> _Instructions for the task_:
Pick every line from the data that holds the word "change".

[Figure contents as structured data]
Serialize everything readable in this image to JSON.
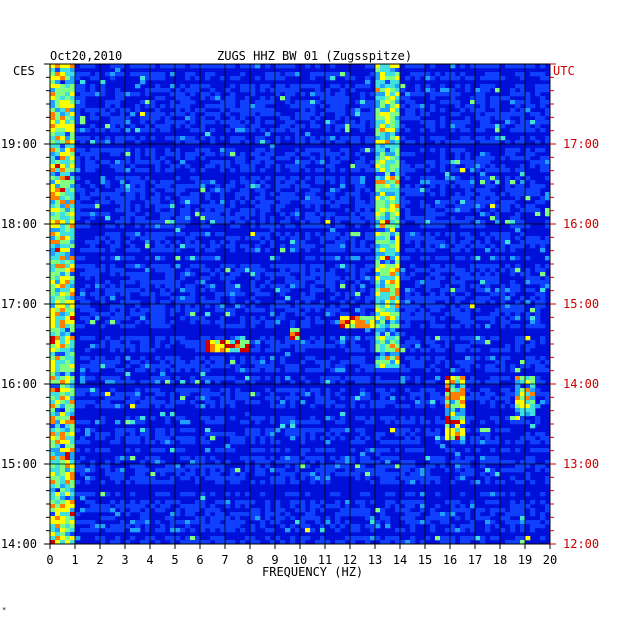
{
  "chart_data": {
    "type": "heatmap",
    "title": "ZUGS HHZ BW 01 (Zugsspitze)",
    "date": "Oct20,2010",
    "left_axis_label": "CES",
    "right_axis_label": "UTC",
    "xlabel": "FREQUENCY (HZ)",
    "xlim": [
      0,
      20
    ],
    "x_ticks": [
      "0",
      "1",
      "2",
      "3",
      "4",
      "5",
      "6",
      "7",
      "8",
      "9",
      "10",
      "11",
      "12",
      "13",
      "14",
      "15",
      "16",
      "17",
      "18",
      "19",
      "20"
    ],
    "time_range_ces_hours": [
      14.0,
      20.0
    ],
    "y_ticks_ces": [
      "14:00",
      "15:00",
      "16:00",
      "17:00",
      "18:00",
      "19:00"
    ],
    "y_ticks_utc": [
      "12:00",
      "13:00",
      "14:00",
      "15:00",
      "16:00",
      "17:00"
    ],
    "colormap": [
      "#0000a0",
      "#0010d8",
      "#1040ff",
      "#20a0ff",
      "#40e0e0",
      "#80ff80",
      "#ffff00",
      "#ff8000",
      "#d00000"
    ],
    "features": [
      {
        "freq_range": [
          0.0,
          1.0
        ],
        "time_range": [
          14.0,
          20.0
        ],
        "intensity": 0.55
      },
      {
        "freq_range": [
          13.0,
          14.0
        ],
        "time_range": [
          16.2,
          20.0
        ],
        "intensity": 0.5
      },
      {
        "freq_range": [
          15.8,
          16.6
        ],
        "time_range": [
          15.3,
          16.1
        ],
        "intensity": 0.65
      },
      {
        "freq_range": [
          18.6,
          19.4
        ],
        "time_range": [
          15.6,
          16.1
        ],
        "intensity": 0.5
      },
      {
        "freq_range": [
          6.2,
          8.0
        ],
        "time_range": [
          16.4,
          16.55
        ],
        "intensity": 0.8
      },
      {
        "freq_range": [
          11.6,
          13.0
        ],
        "time_range": [
          16.7,
          16.85
        ],
        "intensity": 0.75
      },
      {
        "freq_range": [
          9.6,
          10.0
        ],
        "time_range": [
          16.55,
          16.7
        ],
        "intensity": 0.8
      }
    ],
    "grid": true
  },
  "corner_mark": "*"
}
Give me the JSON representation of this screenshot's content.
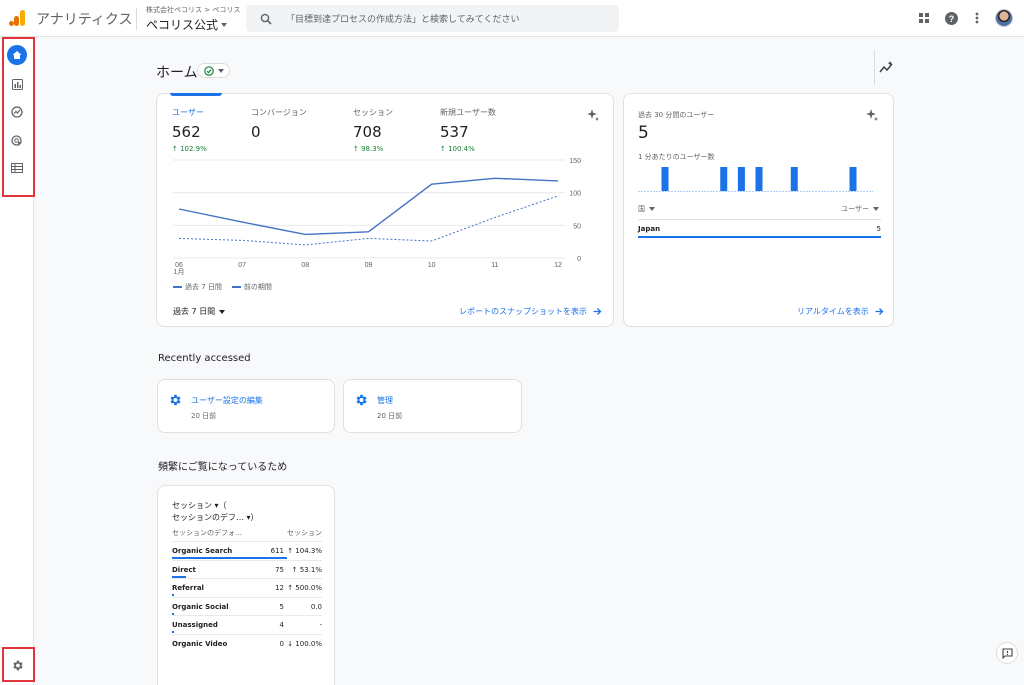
{
  "header": {
    "app_title": "アナリティクス",
    "account_path": "株式会社ペコリス > ペコリス",
    "property_name": "ペコリス公式",
    "search_placeholder": "「目標到達プロセスの作成方法」と検索してみてください"
  },
  "page": {
    "title": "ホーム"
  },
  "summary_card": {
    "metrics": [
      {
        "label": "ユーザー",
        "value": "562",
        "change": "↑ 102.9%"
      },
      {
        "label": "コンバージョン",
        "value": "0",
        "change": ""
      },
      {
        "label": "セッション",
        "value": "708",
        "change": "↑ 98.3%"
      },
      {
        "label": "新規ユーザー数",
        "value": "537",
        "change": "↑ 100.4%"
      }
    ],
    "legend_current": "過去 7 日間",
    "legend_previous": "前の期間",
    "period_select": "過去 7 日間",
    "snapshot_link": "レポートのスナップショットを表示"
  },
  "chart_data": {
    "type": "line",
    "x": [
      "06",
      "07",
      "08",
      "09",
      "10",
      "11",
      "12"
    ],
    "x_sublabel": "1月",
    "y_ticks": [
      "150",
      "100",
      "50",
      "0"
    ],
    "ylim": [
      0,
      150
    ],
    "series": [
      {
        "name": "過去 7 日間",
        "values": [
          75,
          55,
          36,
          40,
          113,
          122,
          118
        ]
      },
      {
        "name": "前の期間",
        "values": [
          30,
          27,
          20,
          30,
          26,
          62,
          95
        ]
      }
    ]
  },
  "realtime_card": {
    "title": "過去 30 分間のユーザー",
    "value": "5",
    "subtitle": "1 分あたりのユーザー数",
    "bar_values": [
      0,
      0,
      0,
      0,
      1,
      0,
      0,
      0,
      0,
      0,
      0,
      0,
      0,
      0,
      1,
      0,
      0,
      1,
      0,
      0,
      1,
      0,
      0,
      0,
      0,
      0,
      1,
      0,
      0,
      0,
      0,
      0,
      0,
      0,
      0,
      0,
      1,
      0,
      0,
      0
    ],
    "col_country": "国",
    "col_users": "ユーザー",
    "rows": [
      {
        "country": "Japan",
        "users": "5"
      }
    ],
    "link": "リアルタイムを表示"
  },
  "recent": {
    "title": "Recently accessed",
    "items": [
      {
        "label": "ユーザー設定の編集",
        "time": "20 日前"
      },
      {
        "label": "管理",
        "time": "20 日前"
      }
    ]
  },
  "frequent": {
    "title": "頻繁にご覧になっているため",
    "card_title_1": "セッション ▾（",
    "card_title_2": "セッションのデフ… ▾）",
    "col_dimension": "セッションのデフォ…",
    "col_metric": "セッション",
    "rows": [
      {
        "name": "Organic Search",
        "value": "611",
        "change": "↑ 104.3%",
        "share": 1.0
      },
      {
        "name": "Direct",
        "value": "75",
        "change": "↑ 53.1%",
        "share": 0.123
      },
      {
        "name": "Referral",
        "value": "12",
        "change": "↑ 500.0%",
        "share": 0.02
      },
      {
        "name": "Organic Social",
        "value": "5",
        "change": "0.0",
        "share": 0.008
      },
      {
        "name": "Unassigned",
        "value": "4",
        "change": "-",
        "share": 0.007
      },
      {
        "name": "Organic Video",
        "value": "0",
        "change": "↓ 100.0%",
        "share": 0
      }
    ]
  }
}
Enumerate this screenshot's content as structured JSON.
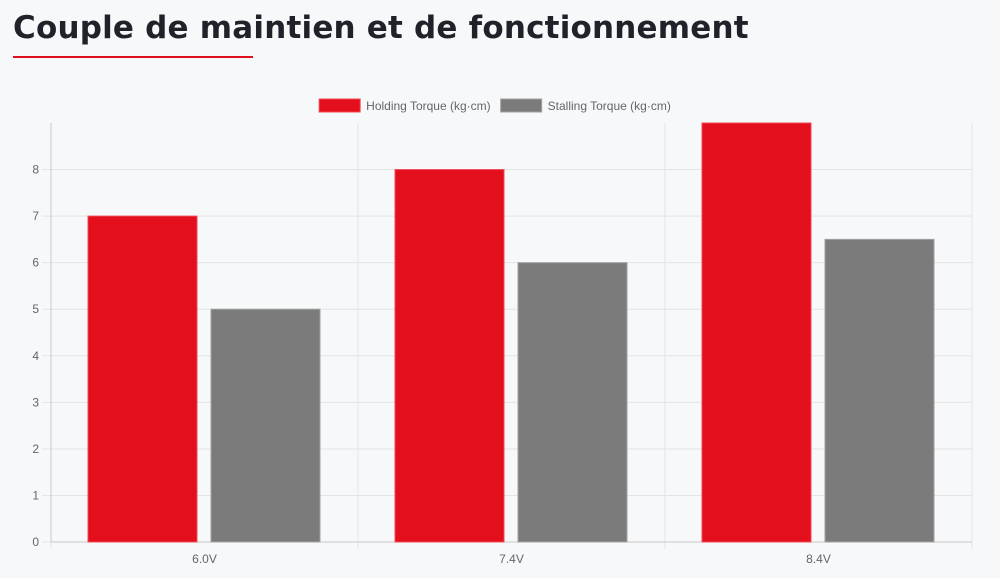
{
  "page": {
    "heading": "Couple de maintien et de fonctionnement",
    "accent_color": "#e0101d"
  },
  "chart_data": {
    "type": "bar",
    "categories": [
      "6.0V",
      "7.4V",
      "8.4V"
    ],
    "series": [
      {
        "name": "Holding Torque (kg·cm)",
        "values": [
          7,
          8,
          9
        ],
        "color": "#e30f1c"
      },
      {
        "name": "Stalling Torque (kg·cm)",
        "values": [
          5,
          6,
          6.5
        ],
        "color": "#7b7b7b"
      }
    ],
    "title": "",
    "xlabel": "",
    "ylabel": "",
    "ylim": [
      0,
      9
    ],
    "yticks": [
      0,
      1,
      2,
      3,
      4,
      5,
      6,
      7,
      8
    ],
    "grid": true,
    "legend_position": "top-center"
  }
}
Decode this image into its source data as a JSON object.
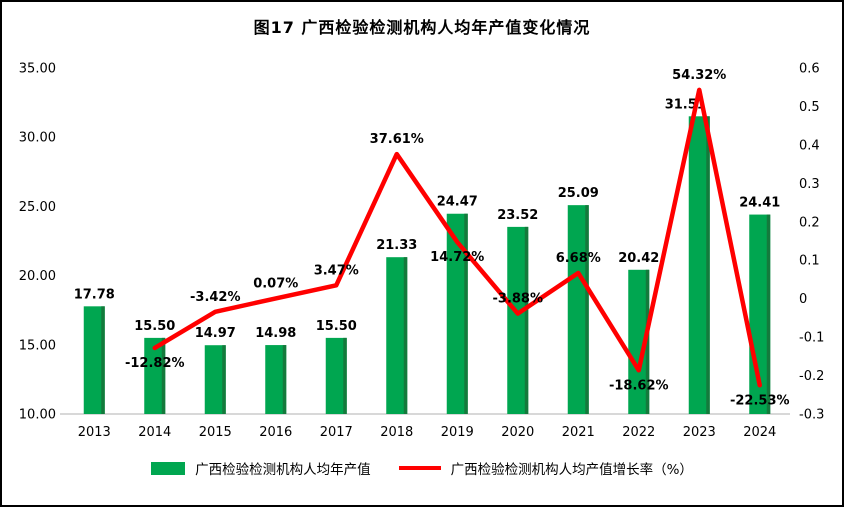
{
  "title": "图17  广西检验检测机构人均年产值变化情况",
  "chart_data": {
    "type": "bar+line",
    "categories": [
      "2013",
      "2014",
      "2015",
      "2016",
      "2017",
      "2018",
      "2019",
      "2020",
      "2021",
      "2022",
      "2023",
      "2024"
    ],
    "series": [
      {
        "name": "广西检验检测机构人均年产值",
        "type": "bar",
        "axis": "left",
        "color": "#00A650",
        "edge_color": "#147A3C",
        "values": [
          17.78,
          15.5,
          14.97,
          14.98,
          15.5,
          21.33,
          24.47,
          23.52,
          25.09,
          20.42,
          31.51,
          24.41
        ],
        "labels": [
          "17.78",
          "15.50",
          "14.97",
          "14.98",
          "15.50",
          "21.33",
          "24.47",
          "23.52",
          "25.09",
          "20.42",
          "31.51",
          "24.41"
        ]
      },
      {
        "name": "广西检验检测机构人均产值增长率（%）",
        "type": "line",
        "axis": "right",
        "color": "#FF0000",
        "start_index": 1,
        "values": [
          -0.1282,
          -0.0342,
          0.0007,
          0.0347,
          0.3761,
          0.1472,
          -0.0388,
          0.0668,
          -0.1862,
          0.5432,
          -0.2253
        ],
        "labels": [
          "-12.82%",
          "-3.42%",
          "0.07%",
          "3.47%",
          "37.61%",
          "14.72%",
          "-3.88%",
          "6.68%",
          "-18.62%",
          "54.32%",
          "-22.53%"
        ],
        "label_positions": [
          "below",
          "above",
          "above",
          "above",
          "above",
          "below",
          "above",
          "above",
          "below",
          "above",
          "below"
        ]
      }
    ],
    "left_axis": {
      "min": 10,
      "max": 35,
      "ticks": [
        "10.00",
        "15.00",
        "20.00",
        "25.00",
        "30.00",
        "35.00"
      ]
    },
    "right_axis": {
      "min": -0.3,
      "max": 0.6,
      "ticks": [
        "-0.3",
        "-0.2",
        "-0.1",
        "0",
        "0.1",
        "0.2",
        "0.3",
        "0.4",
        "0.5",
        "0.6"
      ]
    },
    "bar_label_dx": {
      "10": -14
    },
    "grid": false,
    "legend_position": "bottom"
  }
}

> _Task solution_:
        "change": "↑ 102.9%"
        "change": ""
        "change": "↑ 98.3%"
        "change": "↑ 100.4%"
        "change": "↑ 104.3%",
        "change": "↑ 53.1%",
        "change": "↑ 500.0%",
        "change": "0.0",
        "change": "-",
        "change": "↓ 100.0%",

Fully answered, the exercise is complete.